• Data excerpts
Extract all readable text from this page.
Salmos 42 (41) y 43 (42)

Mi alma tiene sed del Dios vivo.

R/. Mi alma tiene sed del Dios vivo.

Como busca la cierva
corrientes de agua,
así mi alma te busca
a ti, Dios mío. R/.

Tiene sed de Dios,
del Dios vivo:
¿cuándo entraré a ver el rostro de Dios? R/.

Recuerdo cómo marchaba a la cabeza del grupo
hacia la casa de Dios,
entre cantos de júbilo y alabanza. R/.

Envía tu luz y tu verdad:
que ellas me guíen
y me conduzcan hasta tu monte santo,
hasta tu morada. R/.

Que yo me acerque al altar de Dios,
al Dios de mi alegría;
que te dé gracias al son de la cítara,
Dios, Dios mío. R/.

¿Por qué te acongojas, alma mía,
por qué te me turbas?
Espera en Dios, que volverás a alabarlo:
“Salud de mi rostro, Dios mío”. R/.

• Description of the task
Pick out and copy the lines of the entries that hold the string "busca".

• The completed task
Como busca la cierva
así mi alma te busca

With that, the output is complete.